--- ENTRIES SUPPLIED ---

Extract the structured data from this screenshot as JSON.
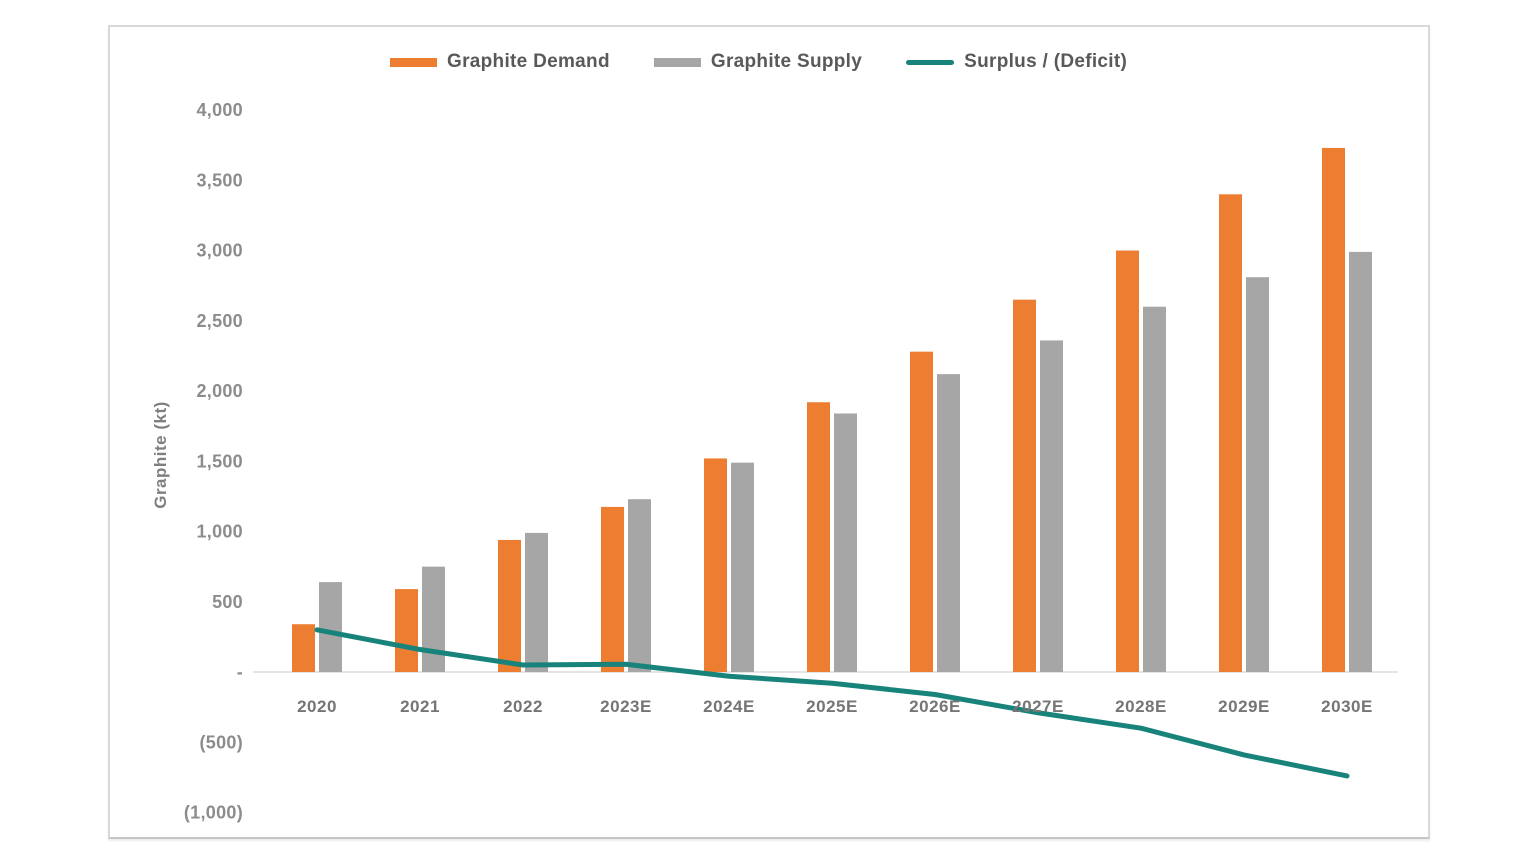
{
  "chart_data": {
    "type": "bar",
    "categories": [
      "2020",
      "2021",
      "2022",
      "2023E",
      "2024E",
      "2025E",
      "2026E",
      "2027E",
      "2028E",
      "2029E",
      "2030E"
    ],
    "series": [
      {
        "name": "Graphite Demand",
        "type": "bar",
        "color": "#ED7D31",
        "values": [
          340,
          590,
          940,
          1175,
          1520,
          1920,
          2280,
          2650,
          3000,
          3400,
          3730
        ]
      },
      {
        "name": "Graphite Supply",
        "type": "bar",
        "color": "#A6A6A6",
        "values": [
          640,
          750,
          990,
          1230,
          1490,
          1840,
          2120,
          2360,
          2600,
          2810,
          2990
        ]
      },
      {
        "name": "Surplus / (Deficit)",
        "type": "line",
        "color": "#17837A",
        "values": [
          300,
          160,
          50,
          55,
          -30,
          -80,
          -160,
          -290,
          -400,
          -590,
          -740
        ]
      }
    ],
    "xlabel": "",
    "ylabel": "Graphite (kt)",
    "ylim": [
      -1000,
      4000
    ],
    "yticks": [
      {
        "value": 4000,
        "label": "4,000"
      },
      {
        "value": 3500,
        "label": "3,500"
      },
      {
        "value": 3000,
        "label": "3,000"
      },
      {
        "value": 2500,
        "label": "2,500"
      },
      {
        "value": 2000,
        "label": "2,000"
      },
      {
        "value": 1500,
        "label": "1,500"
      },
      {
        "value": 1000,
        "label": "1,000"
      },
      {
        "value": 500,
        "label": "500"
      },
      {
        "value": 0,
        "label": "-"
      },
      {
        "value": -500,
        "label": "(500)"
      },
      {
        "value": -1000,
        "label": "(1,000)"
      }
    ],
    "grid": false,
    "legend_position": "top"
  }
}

---
--- ENTRIES SUPPLIED ---

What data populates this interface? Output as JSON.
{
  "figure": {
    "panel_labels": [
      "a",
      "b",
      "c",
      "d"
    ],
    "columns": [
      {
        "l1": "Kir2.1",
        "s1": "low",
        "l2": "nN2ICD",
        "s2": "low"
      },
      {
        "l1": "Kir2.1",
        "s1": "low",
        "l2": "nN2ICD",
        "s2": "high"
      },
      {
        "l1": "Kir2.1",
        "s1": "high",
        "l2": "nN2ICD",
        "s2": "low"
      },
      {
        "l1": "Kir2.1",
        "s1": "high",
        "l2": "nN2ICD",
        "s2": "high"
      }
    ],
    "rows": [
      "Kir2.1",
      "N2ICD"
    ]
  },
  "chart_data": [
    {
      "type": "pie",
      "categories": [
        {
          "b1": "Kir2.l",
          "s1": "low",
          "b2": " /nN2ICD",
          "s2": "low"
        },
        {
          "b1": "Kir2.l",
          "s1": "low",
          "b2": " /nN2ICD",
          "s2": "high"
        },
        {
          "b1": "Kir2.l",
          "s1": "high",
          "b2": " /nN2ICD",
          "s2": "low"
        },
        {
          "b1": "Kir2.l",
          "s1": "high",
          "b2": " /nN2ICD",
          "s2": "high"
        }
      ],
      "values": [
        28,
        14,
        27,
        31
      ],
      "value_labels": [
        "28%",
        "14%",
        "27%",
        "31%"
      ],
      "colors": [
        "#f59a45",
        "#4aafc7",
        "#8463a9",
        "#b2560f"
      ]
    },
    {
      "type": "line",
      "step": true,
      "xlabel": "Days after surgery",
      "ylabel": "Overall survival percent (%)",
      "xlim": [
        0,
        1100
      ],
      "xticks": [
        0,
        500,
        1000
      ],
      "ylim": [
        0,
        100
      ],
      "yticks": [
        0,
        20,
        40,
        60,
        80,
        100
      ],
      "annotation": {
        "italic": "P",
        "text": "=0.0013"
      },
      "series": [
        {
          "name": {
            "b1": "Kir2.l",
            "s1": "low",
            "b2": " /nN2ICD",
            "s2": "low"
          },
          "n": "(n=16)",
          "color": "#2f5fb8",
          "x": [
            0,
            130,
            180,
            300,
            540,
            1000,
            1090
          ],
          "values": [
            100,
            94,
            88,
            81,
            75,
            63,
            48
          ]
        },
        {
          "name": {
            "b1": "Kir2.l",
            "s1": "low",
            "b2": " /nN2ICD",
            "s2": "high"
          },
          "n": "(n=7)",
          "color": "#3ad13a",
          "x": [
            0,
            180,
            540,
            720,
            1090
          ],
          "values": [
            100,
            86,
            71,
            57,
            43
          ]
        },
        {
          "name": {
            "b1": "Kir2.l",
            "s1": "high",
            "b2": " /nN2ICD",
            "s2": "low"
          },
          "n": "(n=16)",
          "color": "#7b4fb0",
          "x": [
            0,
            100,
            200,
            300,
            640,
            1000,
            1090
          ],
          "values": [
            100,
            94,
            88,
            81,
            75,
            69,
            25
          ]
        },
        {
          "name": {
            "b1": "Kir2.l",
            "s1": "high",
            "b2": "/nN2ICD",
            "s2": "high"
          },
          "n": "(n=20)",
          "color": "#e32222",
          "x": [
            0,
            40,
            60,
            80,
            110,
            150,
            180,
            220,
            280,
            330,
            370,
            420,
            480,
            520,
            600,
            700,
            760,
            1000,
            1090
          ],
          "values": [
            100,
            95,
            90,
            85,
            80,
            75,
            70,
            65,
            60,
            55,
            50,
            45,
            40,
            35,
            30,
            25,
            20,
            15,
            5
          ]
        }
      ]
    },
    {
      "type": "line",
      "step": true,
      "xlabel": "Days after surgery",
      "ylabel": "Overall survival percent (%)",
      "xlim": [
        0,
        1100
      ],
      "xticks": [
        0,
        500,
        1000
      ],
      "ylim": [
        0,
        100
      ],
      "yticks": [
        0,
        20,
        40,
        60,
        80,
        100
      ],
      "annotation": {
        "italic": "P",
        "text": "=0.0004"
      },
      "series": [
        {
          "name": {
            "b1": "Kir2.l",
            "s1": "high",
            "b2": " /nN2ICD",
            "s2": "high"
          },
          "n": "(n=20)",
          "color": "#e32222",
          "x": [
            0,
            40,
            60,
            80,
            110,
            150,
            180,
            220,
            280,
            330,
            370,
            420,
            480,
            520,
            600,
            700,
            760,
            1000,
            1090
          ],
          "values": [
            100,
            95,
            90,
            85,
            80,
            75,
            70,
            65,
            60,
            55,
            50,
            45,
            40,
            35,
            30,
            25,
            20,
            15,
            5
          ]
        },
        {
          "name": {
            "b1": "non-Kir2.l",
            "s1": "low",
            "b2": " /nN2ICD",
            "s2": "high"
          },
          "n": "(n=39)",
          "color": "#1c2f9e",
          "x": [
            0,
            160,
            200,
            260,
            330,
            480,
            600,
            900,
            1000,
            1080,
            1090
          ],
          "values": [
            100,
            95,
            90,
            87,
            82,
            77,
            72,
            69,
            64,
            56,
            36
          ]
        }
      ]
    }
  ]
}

---

EXERCISE INSTRUCTIONS
From the records above, pull out each line that has "type".

FINAL RESULT
    "type": "bar",
        "type": "bar",
        "type": "bar",
        "type": "line",
      "type": "pie",
      "type": "line",
      "type": "line",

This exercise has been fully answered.